Testo selezionato.
%%
MENTRE TUTTO CROLLA, LE TRISTI GARE DI BURLESQUE DI TRE LEADER SENZA MAGGIORANZA

1. TRISTI GARE DI BURLESQUE
di Antonio Padellaro per Il Fatto


Mentre le agenzie di rating declassano l'Italia pronosticando scenari di "profonda" recessione, conseguenza del risultato "inconcludente" delle elezioni, la politica dà come sempre il suo fattivo contributo al bene del Paese e si porta avanti con il lavoro.

Bersani, l'unico leader politico al mondo che è arrivato primo alle elezioni riuscendo a perderle (dopo un altro voto sfortunato parlò, con ardita litote, di non vittoria) vuole a tutti i costi farsi un giro da premier, ambizione legittima se non fosse che non ha la maggioranza al Senato e neppure, così si dice, il convinto sostegno di Napolitano.

Egli avrebbe perciò escogitato un astuto stratagemma per aggirare il Colle e con ingegnosi artifici insediarsi a Palazzo Chigi alla guida di un governo a prevalenza Pd, ma zoppo e sfiduciato. Per farne cosa, mistero.

Intanto, plotoni di esimi giuristi, supportati nei grandi giornali dalle truppe speciali del dialogo, architettano un governo del Presidente in versione automatica poiché il Presidente a capo del governo del Presidente dovrebbe essere il Presidente medesimo. Semplice e geniale.

Ma l'arma segreta per dare finalmente un governo all'Italia sta per essere perfezionata in una sorta di gabinetto del dottor Caligaris dove un'équipe di scienziati cerca di mettere a punto il Premier Grillesco. Progettato per ottenere il prezioso gradimento di Beppe Grillo, questo portento riunisce il meglio della società civile e del primato professorale da Rodotà a Settis, a Zagrebelsky.

Una soluzione di eccellenza che unisce competenza e onestà. Purtroppo il caro leader a 5Stelle persiste in un atteggiamento sarcastico (coerente, del resto, con la sua conclamata vena comica), cosicché circondato da alcuni simpatici picchiatelli si diverte un mondo a respingere al mittente i prototipi con pretestuose motivazioni.
%%
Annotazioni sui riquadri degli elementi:
%%
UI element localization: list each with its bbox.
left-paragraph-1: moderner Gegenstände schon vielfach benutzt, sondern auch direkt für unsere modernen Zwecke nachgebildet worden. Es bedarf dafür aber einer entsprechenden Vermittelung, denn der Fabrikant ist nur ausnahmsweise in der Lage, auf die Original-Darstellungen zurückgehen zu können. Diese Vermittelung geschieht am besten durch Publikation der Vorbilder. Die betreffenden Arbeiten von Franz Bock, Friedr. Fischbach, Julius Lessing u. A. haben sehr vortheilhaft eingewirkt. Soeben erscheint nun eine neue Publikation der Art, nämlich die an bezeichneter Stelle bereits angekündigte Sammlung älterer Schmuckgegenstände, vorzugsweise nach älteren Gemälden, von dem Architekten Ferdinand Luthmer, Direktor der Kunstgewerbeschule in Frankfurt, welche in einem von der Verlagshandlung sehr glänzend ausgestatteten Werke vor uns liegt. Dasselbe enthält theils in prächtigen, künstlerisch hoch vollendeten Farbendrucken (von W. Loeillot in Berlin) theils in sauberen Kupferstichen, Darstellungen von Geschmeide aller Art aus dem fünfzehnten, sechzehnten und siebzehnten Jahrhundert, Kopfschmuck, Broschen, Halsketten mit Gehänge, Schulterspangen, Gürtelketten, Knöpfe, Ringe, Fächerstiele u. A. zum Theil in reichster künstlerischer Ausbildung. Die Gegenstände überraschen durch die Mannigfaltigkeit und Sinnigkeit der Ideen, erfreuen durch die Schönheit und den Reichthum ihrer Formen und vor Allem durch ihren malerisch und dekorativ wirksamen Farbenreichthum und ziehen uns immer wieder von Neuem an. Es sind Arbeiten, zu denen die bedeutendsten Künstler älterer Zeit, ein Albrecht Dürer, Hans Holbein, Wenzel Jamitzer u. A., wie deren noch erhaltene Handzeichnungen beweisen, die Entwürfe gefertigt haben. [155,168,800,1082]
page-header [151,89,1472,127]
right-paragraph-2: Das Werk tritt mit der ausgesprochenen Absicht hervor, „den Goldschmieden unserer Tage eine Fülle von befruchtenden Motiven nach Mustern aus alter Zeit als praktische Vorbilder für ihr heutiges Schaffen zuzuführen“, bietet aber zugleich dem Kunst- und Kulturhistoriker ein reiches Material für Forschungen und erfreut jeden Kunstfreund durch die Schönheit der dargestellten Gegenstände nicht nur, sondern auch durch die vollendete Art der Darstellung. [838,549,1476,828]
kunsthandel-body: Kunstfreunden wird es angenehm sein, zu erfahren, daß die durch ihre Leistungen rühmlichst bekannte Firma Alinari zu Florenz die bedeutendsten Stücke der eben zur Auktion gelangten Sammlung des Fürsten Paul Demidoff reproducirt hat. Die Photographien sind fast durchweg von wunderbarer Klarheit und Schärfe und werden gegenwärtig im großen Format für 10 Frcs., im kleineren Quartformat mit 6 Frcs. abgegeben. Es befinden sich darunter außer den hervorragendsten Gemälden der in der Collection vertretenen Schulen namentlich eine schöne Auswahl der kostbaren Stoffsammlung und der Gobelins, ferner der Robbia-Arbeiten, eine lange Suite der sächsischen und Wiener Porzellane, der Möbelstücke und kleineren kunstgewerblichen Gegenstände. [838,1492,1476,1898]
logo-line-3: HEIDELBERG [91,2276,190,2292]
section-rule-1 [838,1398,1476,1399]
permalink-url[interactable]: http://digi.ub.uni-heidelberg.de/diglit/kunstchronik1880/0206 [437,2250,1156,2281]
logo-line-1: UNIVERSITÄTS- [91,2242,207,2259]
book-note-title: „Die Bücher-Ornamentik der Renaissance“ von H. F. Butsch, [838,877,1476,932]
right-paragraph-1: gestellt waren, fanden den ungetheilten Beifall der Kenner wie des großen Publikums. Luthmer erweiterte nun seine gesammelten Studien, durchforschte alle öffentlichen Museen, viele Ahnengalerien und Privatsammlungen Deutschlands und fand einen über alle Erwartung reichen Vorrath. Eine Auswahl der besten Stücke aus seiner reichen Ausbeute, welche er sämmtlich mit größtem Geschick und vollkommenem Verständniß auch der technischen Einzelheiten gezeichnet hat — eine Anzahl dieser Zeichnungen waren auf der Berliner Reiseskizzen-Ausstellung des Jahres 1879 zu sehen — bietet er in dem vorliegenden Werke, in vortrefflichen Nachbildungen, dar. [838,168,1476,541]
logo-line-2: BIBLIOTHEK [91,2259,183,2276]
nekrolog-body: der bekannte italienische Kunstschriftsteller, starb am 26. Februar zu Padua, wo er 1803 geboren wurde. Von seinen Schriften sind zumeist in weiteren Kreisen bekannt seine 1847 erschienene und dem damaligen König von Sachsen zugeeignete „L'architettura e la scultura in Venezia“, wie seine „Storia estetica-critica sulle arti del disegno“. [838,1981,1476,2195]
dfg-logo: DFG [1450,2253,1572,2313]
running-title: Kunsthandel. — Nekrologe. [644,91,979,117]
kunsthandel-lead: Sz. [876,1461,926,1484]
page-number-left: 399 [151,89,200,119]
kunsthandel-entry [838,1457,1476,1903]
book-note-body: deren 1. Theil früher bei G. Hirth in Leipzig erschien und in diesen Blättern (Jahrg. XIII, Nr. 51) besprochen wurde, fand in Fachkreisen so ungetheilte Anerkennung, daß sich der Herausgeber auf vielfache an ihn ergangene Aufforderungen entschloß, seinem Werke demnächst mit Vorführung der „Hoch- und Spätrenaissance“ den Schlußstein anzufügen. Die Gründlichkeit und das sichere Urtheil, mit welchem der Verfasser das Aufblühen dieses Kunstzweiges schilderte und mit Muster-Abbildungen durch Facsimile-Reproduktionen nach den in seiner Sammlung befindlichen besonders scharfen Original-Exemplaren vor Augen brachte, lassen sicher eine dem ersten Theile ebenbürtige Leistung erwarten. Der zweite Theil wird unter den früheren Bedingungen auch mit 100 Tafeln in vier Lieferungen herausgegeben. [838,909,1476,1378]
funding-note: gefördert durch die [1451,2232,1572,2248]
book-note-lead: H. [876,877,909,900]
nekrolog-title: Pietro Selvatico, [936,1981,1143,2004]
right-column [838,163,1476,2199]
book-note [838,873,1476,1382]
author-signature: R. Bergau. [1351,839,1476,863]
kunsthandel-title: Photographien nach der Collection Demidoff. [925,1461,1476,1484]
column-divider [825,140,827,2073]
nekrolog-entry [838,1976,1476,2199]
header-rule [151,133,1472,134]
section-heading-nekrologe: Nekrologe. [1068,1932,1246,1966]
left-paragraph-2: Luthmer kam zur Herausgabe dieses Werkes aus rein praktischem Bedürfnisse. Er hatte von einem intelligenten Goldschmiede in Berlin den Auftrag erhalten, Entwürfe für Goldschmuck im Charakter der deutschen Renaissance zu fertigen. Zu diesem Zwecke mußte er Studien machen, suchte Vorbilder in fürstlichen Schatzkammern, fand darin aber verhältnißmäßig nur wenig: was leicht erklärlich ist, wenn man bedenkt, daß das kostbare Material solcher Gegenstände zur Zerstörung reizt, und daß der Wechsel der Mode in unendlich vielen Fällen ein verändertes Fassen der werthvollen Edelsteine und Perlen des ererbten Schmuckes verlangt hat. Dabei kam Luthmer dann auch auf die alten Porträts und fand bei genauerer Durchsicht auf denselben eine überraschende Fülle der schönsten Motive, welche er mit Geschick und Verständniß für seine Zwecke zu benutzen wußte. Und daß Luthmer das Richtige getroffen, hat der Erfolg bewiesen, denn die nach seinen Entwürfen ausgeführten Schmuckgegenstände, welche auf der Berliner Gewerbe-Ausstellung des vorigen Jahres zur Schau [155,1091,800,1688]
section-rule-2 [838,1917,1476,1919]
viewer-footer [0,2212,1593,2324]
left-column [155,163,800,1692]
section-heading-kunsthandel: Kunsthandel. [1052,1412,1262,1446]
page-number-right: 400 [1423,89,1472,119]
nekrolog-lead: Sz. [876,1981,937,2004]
%%
Obiettivo del compito. Riporta il passo dell'articolo che comincia con "1. TRISTI GARE" e si chiude dopo "con il lavoro.", mettendo "società di rating" al posto di "agenzie di rating". L'elenco non ha alcun legame con l'articolo.

Risposta.
1. TRISTI GARE DI BURLESQUE
di Antonio Padellaro per Il Fatto


Mentre le società di rating declassano l'Italia pronosticando scenari di "profonda" recessione, conseguenza del risultato "inconcludente" delle elezioni, la politica dà come sempre il suo fattivo contributo al bene del Paese e si porta avanti con il lavoro.